──────── Document passage

Many members of chambers will point to the potential cost. However, many law firms involved collaboratively in LawTech do not have the turnover of some barristers’ chambers. The cost of not investing is, I would argue, potentially much higher.

Challenging orthodoxies

In a recent Counsel article (March 2019), Wilberforce Chambers’ Nick Luckman emphasised the need for ‘understanding what the future looks like’. A number of years ago, a progressive, innovative and commercially savvy QC and I encouraged a set’s management committee to ‘challenge orthodoxies’. Both these obvious concepts should be adopted by chambers, along with the realisation that not only can technology help you do better what you already do, but some technology might replace, to some extent or completely, what your business provides. This doesn’t come just from the substitution of some clerking services by Robotic Process Automation or the use of data analytics to process vast amounts of data far more quickly and accurately than any human (both available now), but from the knowledge that ever-smarter and more capable artificial intelligence will be embedded in all existing and developing technologies. ‘Predictive technology’ may not fully replace the need for human lawyers in litigation or advocacy, but it will almost certainly have a significant impact on the services provided by the human barrister.

The lines between the service offering of solicitors’ firms and barristers’ chambers have been blurring slowly for decades but the pace is increasing. As law firms or the legal departments of multi-service businesses continue to seek to maximise their return on investment and above all else improve (or simply maintain) their profit, any ‘third parties’ used in the provision of their legal services will come under increasing scrutiny: these need to adopt practices and processes that match the firm’s; they need to be sensitive and responsive to the firm’s commercial pressures; and they need to demonstrate that they are collaborative partners in a turbulent market; and recognise that if their input can be achieved most profitably in-house instead, it will be. Similarly, if one set of chambers can take work from another, it will. Your barrister buddy from another set with whom you share all your LinkedIn contacts is also your competitor, and is likely to become more of one in the future.

────────────────

_Activity list:_
1. Answer these questions from the passage on LawTech and barristers' chambers:
(a) With which chambers is Nick Luckman associated?
(b) What did the author and a QC encourage a set's management committee to do?
(c) According to the passage, what will one set of chambers do if it can take work from another?
2. Carry on the passage on LawTech and barristers' chambers from its final sentence.
The items are not needed for this work.

──────── Stored data

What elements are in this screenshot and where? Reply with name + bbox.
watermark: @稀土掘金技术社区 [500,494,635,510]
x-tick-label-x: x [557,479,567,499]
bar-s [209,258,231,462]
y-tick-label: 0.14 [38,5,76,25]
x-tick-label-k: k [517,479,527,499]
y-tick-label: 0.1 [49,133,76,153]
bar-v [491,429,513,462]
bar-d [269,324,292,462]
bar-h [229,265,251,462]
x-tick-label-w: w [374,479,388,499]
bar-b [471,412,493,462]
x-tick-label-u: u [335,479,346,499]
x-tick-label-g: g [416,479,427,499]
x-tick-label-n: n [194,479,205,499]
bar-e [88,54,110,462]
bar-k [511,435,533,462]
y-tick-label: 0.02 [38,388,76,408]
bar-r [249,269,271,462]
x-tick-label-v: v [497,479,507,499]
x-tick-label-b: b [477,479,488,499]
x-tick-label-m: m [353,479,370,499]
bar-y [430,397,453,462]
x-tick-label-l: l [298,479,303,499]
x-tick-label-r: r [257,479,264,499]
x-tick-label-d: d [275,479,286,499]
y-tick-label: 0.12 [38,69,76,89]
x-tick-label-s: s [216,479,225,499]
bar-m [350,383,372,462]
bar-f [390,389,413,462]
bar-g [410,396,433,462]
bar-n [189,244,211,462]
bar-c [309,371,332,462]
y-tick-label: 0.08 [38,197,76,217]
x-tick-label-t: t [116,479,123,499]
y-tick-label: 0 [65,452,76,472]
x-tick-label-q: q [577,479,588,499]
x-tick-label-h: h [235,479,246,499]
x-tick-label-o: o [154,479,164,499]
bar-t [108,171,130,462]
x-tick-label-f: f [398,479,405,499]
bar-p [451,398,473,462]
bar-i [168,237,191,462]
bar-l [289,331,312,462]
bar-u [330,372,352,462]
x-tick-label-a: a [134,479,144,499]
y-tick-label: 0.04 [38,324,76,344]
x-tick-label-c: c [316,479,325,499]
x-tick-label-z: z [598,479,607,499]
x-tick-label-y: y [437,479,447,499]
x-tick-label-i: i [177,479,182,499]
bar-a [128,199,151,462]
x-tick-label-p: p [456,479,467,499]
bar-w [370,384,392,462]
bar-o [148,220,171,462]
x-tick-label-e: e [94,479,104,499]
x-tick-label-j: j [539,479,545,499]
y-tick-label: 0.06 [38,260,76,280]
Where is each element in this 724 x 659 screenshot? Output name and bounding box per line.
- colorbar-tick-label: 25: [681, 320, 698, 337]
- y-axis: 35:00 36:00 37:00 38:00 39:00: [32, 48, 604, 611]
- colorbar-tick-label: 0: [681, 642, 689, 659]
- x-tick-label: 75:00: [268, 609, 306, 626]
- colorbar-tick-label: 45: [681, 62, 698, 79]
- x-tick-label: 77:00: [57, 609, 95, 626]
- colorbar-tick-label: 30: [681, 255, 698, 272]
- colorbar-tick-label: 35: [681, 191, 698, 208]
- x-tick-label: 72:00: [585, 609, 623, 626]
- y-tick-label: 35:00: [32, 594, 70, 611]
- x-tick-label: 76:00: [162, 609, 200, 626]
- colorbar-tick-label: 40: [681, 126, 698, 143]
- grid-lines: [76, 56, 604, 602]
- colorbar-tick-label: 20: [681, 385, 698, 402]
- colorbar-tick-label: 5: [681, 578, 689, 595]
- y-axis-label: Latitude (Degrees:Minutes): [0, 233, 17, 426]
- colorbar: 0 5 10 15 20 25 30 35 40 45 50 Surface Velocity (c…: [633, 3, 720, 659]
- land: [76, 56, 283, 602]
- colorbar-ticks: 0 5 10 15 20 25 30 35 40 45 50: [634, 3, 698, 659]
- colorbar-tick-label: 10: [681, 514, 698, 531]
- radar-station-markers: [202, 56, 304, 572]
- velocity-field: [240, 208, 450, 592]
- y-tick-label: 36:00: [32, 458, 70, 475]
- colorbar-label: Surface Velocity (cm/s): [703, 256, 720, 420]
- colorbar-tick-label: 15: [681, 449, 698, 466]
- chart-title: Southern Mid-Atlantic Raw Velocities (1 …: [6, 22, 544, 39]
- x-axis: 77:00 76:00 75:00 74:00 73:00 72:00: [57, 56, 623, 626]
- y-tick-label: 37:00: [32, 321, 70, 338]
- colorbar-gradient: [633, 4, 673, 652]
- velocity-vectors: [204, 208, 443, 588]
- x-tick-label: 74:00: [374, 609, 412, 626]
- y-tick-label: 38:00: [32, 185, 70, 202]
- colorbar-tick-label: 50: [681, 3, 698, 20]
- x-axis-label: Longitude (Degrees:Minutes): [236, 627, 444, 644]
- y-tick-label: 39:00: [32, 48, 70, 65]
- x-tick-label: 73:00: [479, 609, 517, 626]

────────────────

_Written answers:_
1.
(a) Wilberforce Chambers.
(b) To "challenge orthodoxies."
(c) It will take that work.

2.
Is survival optional?

To close, a few questions to ask yourselves:

  • What inhibits innovation within your chambers?
  • Who drives technology within your chambers/the Bar? Is ‘Tech Leadership’ from the top?
  • Does your chambers’ strategy address technological development? (Does your chambers have a strategy?)
  • Would being seen by clients as innovative and embracing technology give you some competitive edge?
  • And, as asked by a chambers’ manager at a training event, ‘at what point did we decide that not spending money in chambers was a good thing?’

Realising the potential of LawTech investment is some way off, but we are at the early stages of an eventual explosion in this sector. You don’t have to blaze a trail, but, if you want to join the happy little bluebirds and fly beyond the rainbow, you need first to dare to dream, and then commit to (even modest) R&D. If you don’t see the need to adapt, or if you don’t adapt properly or soon enough, you may find you no longer have a business. You have the choice to act – as the legal strategist Stephen Mayson once said (referring to boiling a frog – just Google it!) ‘survival is optional’.

Robin Jackson is the Co-Chair of the Legal Practice Management Association, the Chambers Director of 3 Verulam Buildings and a Vice-Chair of the Bar Council’s Bar Representation Committee. The views expressed in this article are his own and are not necessarily representative of the views of any of these organisations.